◆ PROBLEM: Set the listing down again exactly, please, apart from its pictures.

◆ DATASET RECORDS:

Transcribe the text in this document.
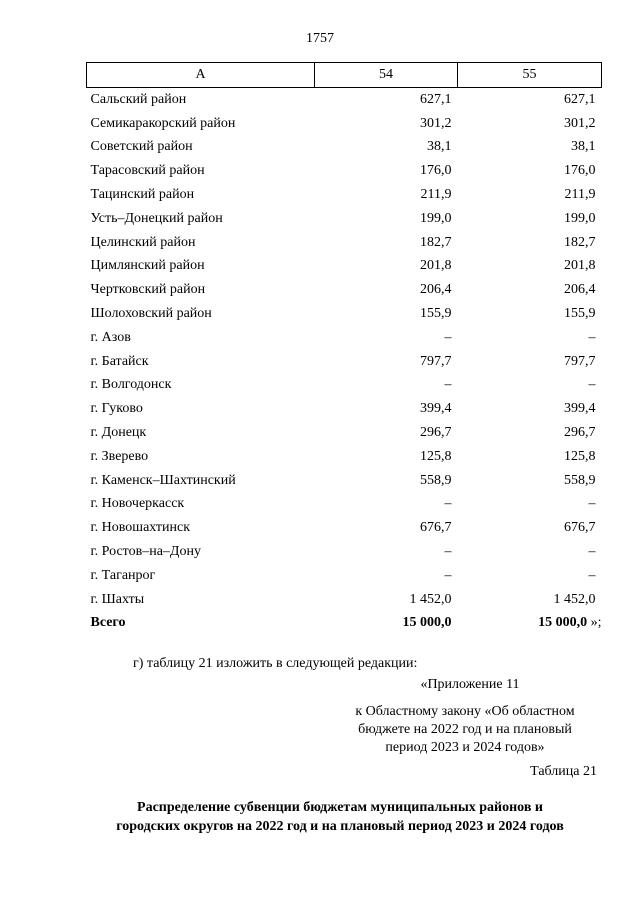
1757
А	54	55
Сальский район	627,1	627,1
Семикаракорский район	301,2	301,2
Советский район	38,1	38,1
Тарасовский район	176,0	176,0
Тацинский район	211,9	211,9
Усть–Донецкий район	199,0	199,0
Целинский район	182,7	182,7
Цимлянский район	201,8	201,8
Чертковский район	206,4	206,4
Шолоховский район	155,9	155,9
г. Азов	–	–
г. Батайск	797,7	797,7
г. Волгодонск	–	–
г. Гуково	399,4	399,4
г. Донецк	296,7	296,7
г. Зверево	125,8	125,8
г. Каменск–Шахтинский	558,9	558,9
г. Новочеркасск	–	–
г. Новошахтинск	676,7	676,7
г. Ростов–на–Дону	–	–
г. Таганрог	–	–
г. Шахты	1 452,0	1 452,0
Всего	15 000,0	15 000,0 »;
г) таблицу 21 изложить в следующей редакции:
«Приложение 11
к Областному закону «Об областном
бюджете на 2022 год и на плановый
период 2023 и 2024 годов»
Таблица 21
Распределение субвенции бюджетам муниципальных районов и
городских округов на 2022 год и на плановый период 2023 и 2024 годов
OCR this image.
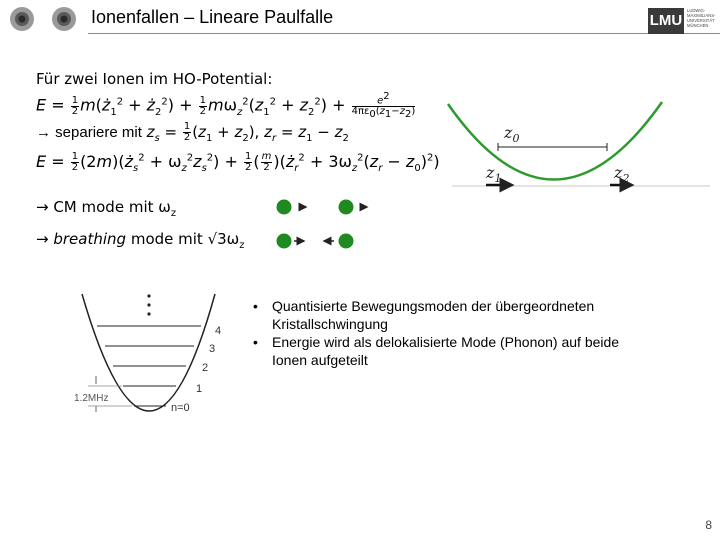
Ionenfallen – Lineare Paulfalle	LMU
LUDWIG- MAXIMILIANS- UNIVERSITÄT MÜNCHEN
Für zwei Ionen im HO-Potential:
$E = \frac{1}{2}$ $m(ż_1^2$ + $ż_2^2) + \frac{1}{2} m\omega_z^2(z_1^2 + z_2^2) + \frac{e^2}{4\pi\varepsilon_0(z_1-z_2)}$
→ separiere mit $z_s = \frac{1}{2} (z_1 + z_2)$, $z_r = z_1 - z_2$
$E = \frac{1}{2}$ $(2m)(ż_s^2 + \omega_z^2z_s^2) + \frac{1}{2}$ ( $\frac{m}{2}$ )$(ż_r^2 + 3\omega_z^2(z_r - z_0)^2)$
→ CM mode mit $\omega_z$
→ breathing mode mit $√3\omega_z$
$z_0$
$z_1$	$z_2$
4
3
2
1
n=0
1.2MHz
• Quantisierte Bewegungsmoden der übergeordneten Kristallschwingung
• Energie wird als delokalisierte Mode (Phonon) auf beide Ionen aufgeteilt
8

◆ WRITTEN RESPONSE:
Transcribe the text in this document.
1757
А	54	55
Сальский район	627,1	627,1
Семикаракорский район	301,2	301,2
Советский район	38,1	38,1
Тарасовский район	176,0	176,0
Тацинский район	211,9	211,9
Усть–Донецкий район	199,0	199,0
Целинский район	182,7	182,7
Цимлянский район	201,8	201,8
Чертковский район	206,4	206,4
Шолоховский район	155,9	155,9
г. Азов	–	–
г. Батайск	797,7	797,7
г. Волгодонск	–	–
г. Гуково	399,4	399,4
г. Донецк	296,7	296,7
г. Зверево	125,8	125,8
г. Каменск–Шахтинский	558,9	558,9
г. Новочеркасск	–	–
г. Новошахтинск	676,7	676,7
г. Ростов–на–Дону	–	–
г. Таганрог	–	–
г. Шахты	1 452,0	1 452,0
Всего	15 000,0	15 000,0 »;
г) таблицу 21 изложить в следующей редакции:
«Приложение 11
к Областному закону «Об областном
бюджете на 2022 год и на плановый
период 2023 и 2024 годов»
Таблица 21
Распределение субвенции бюджетам муниципальных районов и
городских округов на 2022 год и на плановый период 2023 и 2024 годов
OCR this image.
Ionenfallen – Lineare Paulfalle	LMU
LUDWIG- MAXIMILIANS- UNIVERSITÄT MÜNCHEN
Für zwei Ionen im HO-Potential:
$E = \frac{1}{2}$ $m(ż_1^2$ + $ż_2^2) + \frac{1}{2} m\omega_z^2(z_1^2 + z_2^2) + \frac{e^2}{4\pi\varepsilon_0(z_1-z_2)}$
→ separiere mit $z_s = \frac{1}{2} (z_1 + z_2)$, $z_r = z_1 - z_2$
$E = \frac{1}{2}$ $(2m)(ż_s^2 + \omega_z^2z_s^2) + \frac{1}{2}$ ( $\frac{m}{2}$ )$(ż_r^2 + 3\omega_z^2(z_r - z_0)^2)$
→ CM mode mit $\omega_z$
→ breathing mode mit $√3\omega_z$
$z_0$
$z_1$	$z_2$
4
3
2
1
n=0
1.2MHz
• Quantisierte Bewegungsmoden der übergeordneten Kristallschwingung
• Energie wird als delokalisierte Mode (Phonon) auf beide Ionen aufgeteilt
8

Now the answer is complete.